§ **DESCRIPTION OF THE TASK**
Copy the records below exactly, leaving out any pictures.

Saved data entries:
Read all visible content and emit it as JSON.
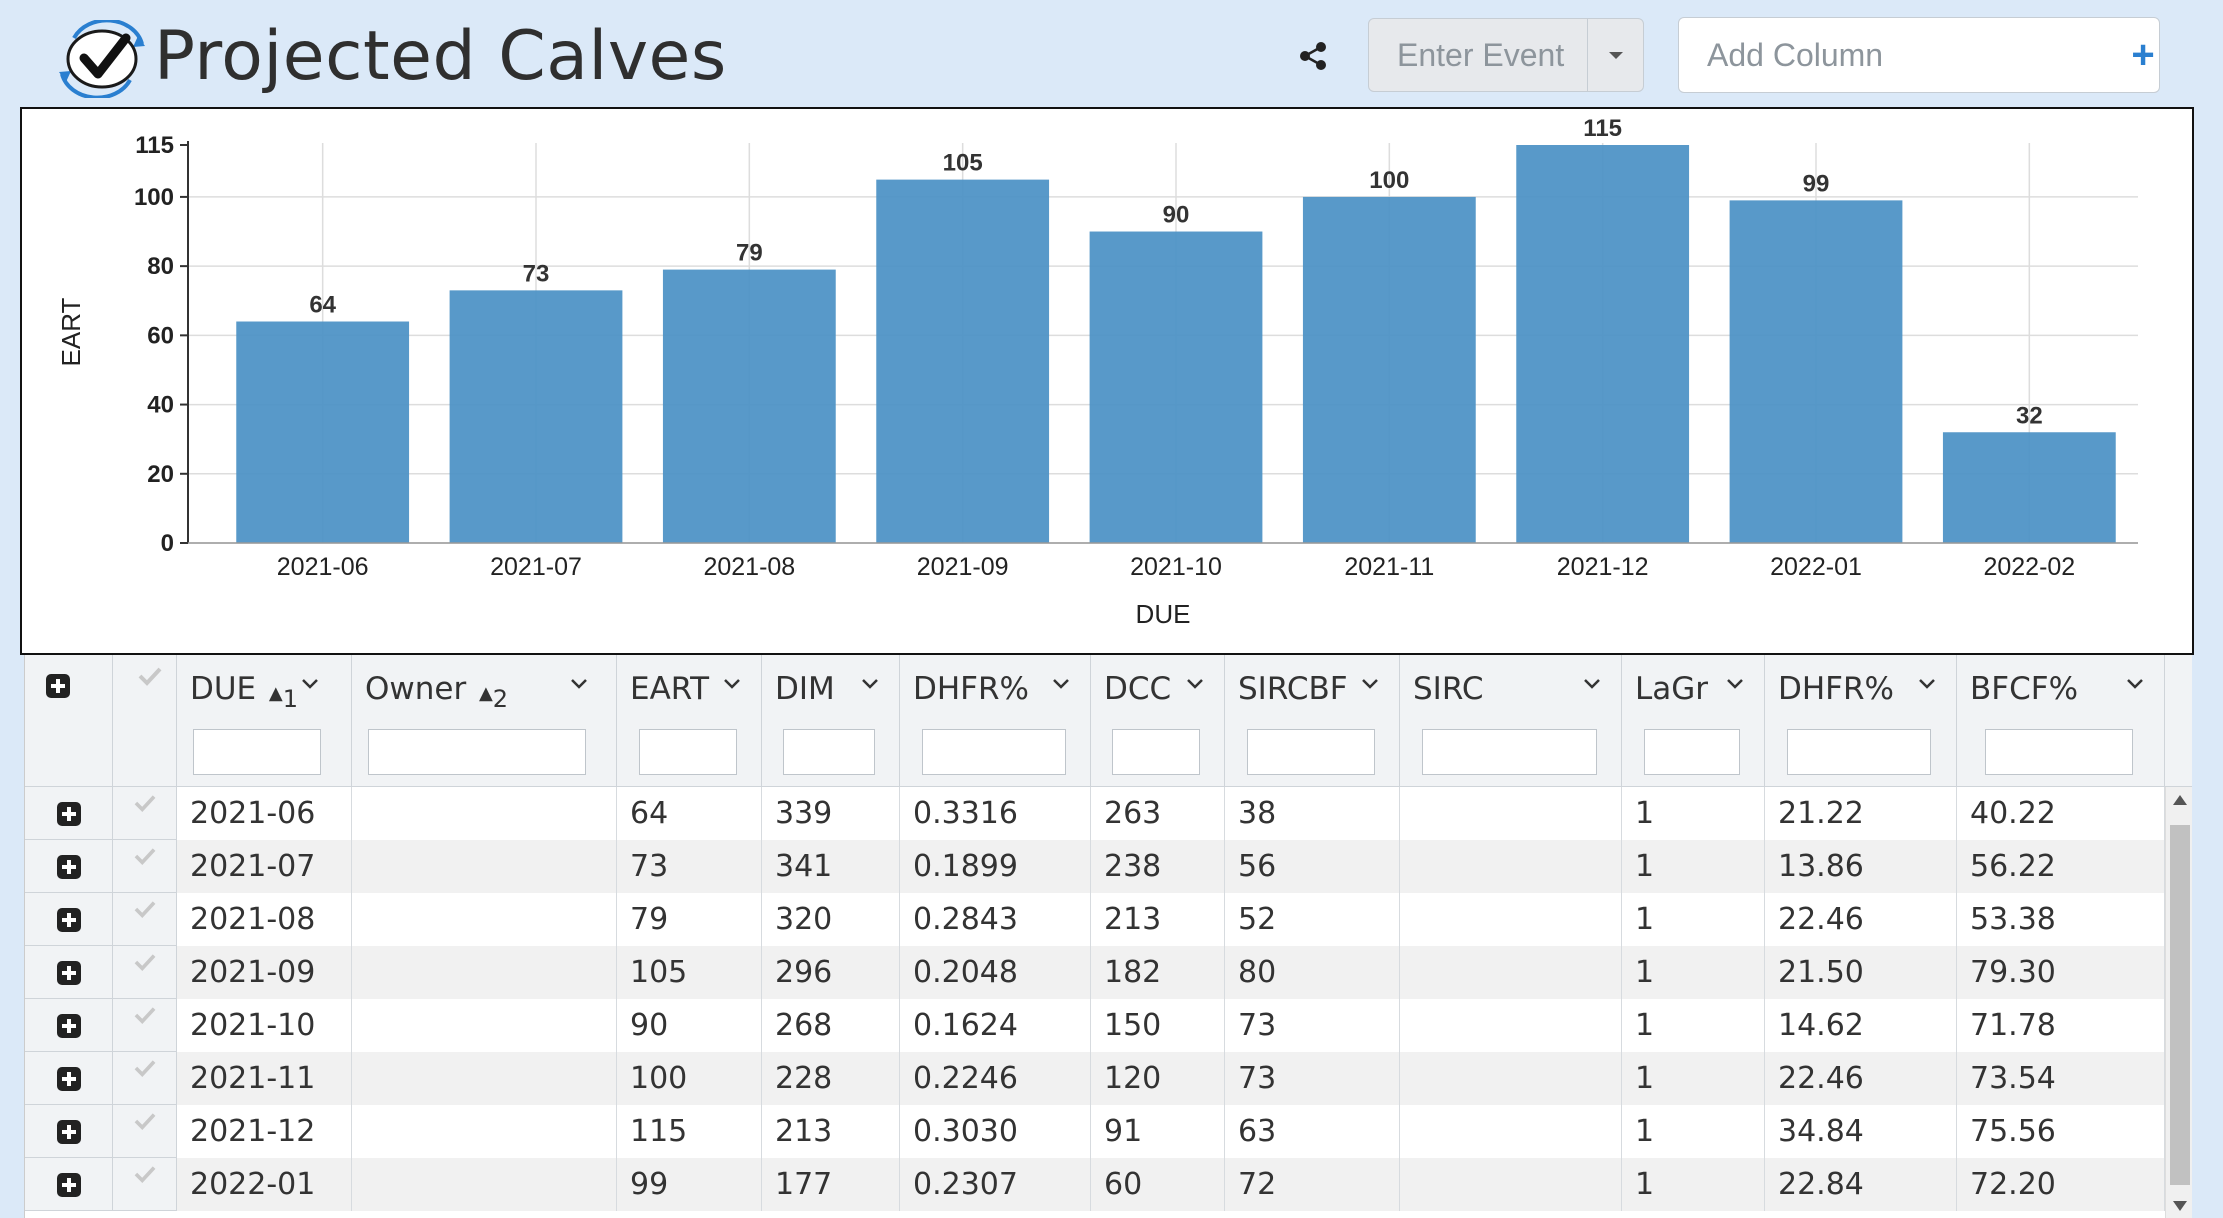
{
  "page": {
    "title": "Projected Calves"
  },
  "toolbar": {
    "share_icon": "share-icon",
    "event_label": "Enter Event",
    "add_column_placeholder": "Add Column",
    "add_column_icon": "plus-icon",
    "accent_color": "#2a7fd0"
  },
  "chart_data": {
    "type": "bar",
    "categories": [
      "2021-06",
      "2021-07",
      "2021-08",
      "2021-09",
      "2021-10",
      "2021-11",
      "2021-12",
      "2022-01",
      "2022-02"
    ],
    "values": [
      64,
      73,
      79,
      105,
      90,
      100,
      115,
      99,
      32
    ],
    "xlabel": "DUE",
    "ylabel": "EART",
    "ylim": [
      0,
      115
    ],
    "yticks": [
      0,
      20,
      40,
      60,
      80,
      100,
      115
    ],
    "grid": true,
    "bar_color": "#4a90c4"
  },
  "grid": {
    "columns": [
      {
        "key": "due",
        "label": "DUE",
        "sort": "1"
      },
      {
        "key": "owner",
        "label": "Owner",
        "sort": "2"
      },
      {
        "key": "eart",
        "label": "EART"
      },
      {
        "key": "dim",
        "label": "DIM"
      },
      {
        "key": "dhfr1",
        "label": "DHFR%"
      },
      {
        "key": "dcc",
        "label": "DCC"
      },
      {
        "key": "sircbf",
        "label": "SIRCBF"
      },
      {
        "key": "sirc",
        "label": "SIRC"
      },
      {
        "key": "lagr",
        "label": "LaGr"
      },
      {
        "key": "dhfr2",
        "label": "DHFR%"
      },
      {
        "key": "bfcf",
        "label": "BFCF%"
      }
    ],
    "rows": [
      [
        "2021-06",
        "",
        "64",
        "339",
        "0.3316",
        "263",
        "38",
        "",
        "1",
        "21.22",
        "40.22"
      ],
      [
        "2021-07",
        "",
        "73",
        "341",
        "0.1899",
        "238",
        "56",
        "",
        "1",
        "13.86",
        "56.22"
      ],
      [
        "2021-08",
        "",
        "79",
        "320",
        "0.2843",
        "213",
        "52",
        "",
        "1",
        "22.46",
        "53.38"
      ],
      [
        "2021-09",
        "",
        "105",
        "296",
        "0.2048",
        "182",
        "80",
        "",
        "1",
        "21.50",
        "79.30"
      ],
      [
        "2021-10",
        "",
        "90",
        "268",
        "0.1624",
        "150",
        "73",
        "",
        "1",
        "14.62",
        "71.78"
      ],
      [
        "2021-11",
        "",
        "100",
        "228",
        "0.2246",
        "120",
        "73",
        "",
        "1",
        "22.46",
        "73.54"
      ],
      [
        "2021-12",
        "",
        "115",
        "213",
        "0.3030",
        "91",
        "63",
        "",
        "1",
        "34.84",
        "75.56"
      ],
      [
        "2022-01",
        "",
        "99",
        "177",
        "0.2307",
        "60",
        "72",
        "",
        "1",
        "22.84",
        "72.20"
      ]
    ]
  }
}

§ **WRITTEN SOLUTION**
Read all visible content and emit it as JSON.
{
  "page": {
    "title": "Projected Calves"
  },
  "toolbar": {
    "share_icon": "share-icon",
    "event_label": "Enter Event",
    "add_column_placeholder": "Add Column",
    "add_column_icon": "plus-icon",
    "accent_color": "#2a7fd0"
  },
  "chart_data": {
    "type": "bar",
    "categories": [
      "2021-06",
      "2021-07",
      "2021-08",
      "2021-09",
      "2021-10",
      "2021-11",
      "2021-12",
      "2022-01",
      "2022-02"
    ],
    "values": [
      64,
      73,
      79,
      105,
      90,
      100,
      115,
      99,
      32
    ],
    "xlabel": "DUE",
    "ylabel": "EART",
    "ylim": [
      0,
      115
    ],
    "yticks": [
      0,
      20,
      40,
      60,
      80,
      100,
      115
    ],
    "grid": true,
    "bar_color": "#4a90c4"
  },
  "grid": {
    "columns": [
      {
        "key": "due",
        "label": "DUE",
        "sort": "1"
      },
      {
        "key": "owner",
        "label": "Owner",
        "sort": "2"
      },
      {
        "key": "eart",
        "label": "EART"
      },
      {
        "key": "dim",
        "label": "DIM"
      },
      {
        "key": "dhfr1",
        "label": "DHFR%"
      },
      {
        "key": "dcc",
        "label": "DCC"
      },
      {
        "key": "sircbf",
        "label": "SIRCBF"
      },
      {
        "key": "sirc",
        "label": "SIRC"
      },
      {
        "key": "lagr",
        "label": "LaGr"
      },
      {
        "key": "dhfr2",
        "label": "DHFR%"
      },
      {
        "key": "bfcf",
        "label": "BFCF%"
      }
    ],
    "rows": [
      [
        "2021-06",
        "",
        "64",
        "339",
        "0.3316",
        "263",
        "38",
        "",
        "1",
        "21.22",
        "40.22"
      ],
      [
        "2021-07",
        "",
        "73",
        "341",
        "0.1899",
        "238",
        "56",
        "",
        "1",
        "13.86",
        "56.22"
      ],
      [
        "2021-08",
        "",
        "79",
        "320",
        "0.2843",
        "213",
        "52",
        "",
        "1",
        "22.46",
        "53.38"
      ],
      [
        "2021-09",
        "",
        "105",
        "296",
        "0.2048",
        "182",
        "80",
        "",
        "1",
        "21.50",
        "79.30"
      ],
      [
        "2021-10",
        "",
        "90",
        "268",
        "0.1624",
        "150",
        "73",
        "",
        "1",
        "14.62",
        "71.78"
      ],
      [
        "2021-11",
        "",
        "100",
        "228",
        "0.2246",
        "120",
        "73",
        "",
        "1",
        "22.46",
        "73.54"
      ],
      [
        "2021-12",
        "",
        "115",
        "213",
        "0.3030",
        "91",
        "63",
        "",
        "1",
        "34.84",
        "75.56"
      ],
      [
        "2022-01",
        "",
        "99",
        "177",
        "0.2307",
        "60",
        "72",
        "",
        "1",
        "22.84",
        "72.20"
      ]
    ]
  }
}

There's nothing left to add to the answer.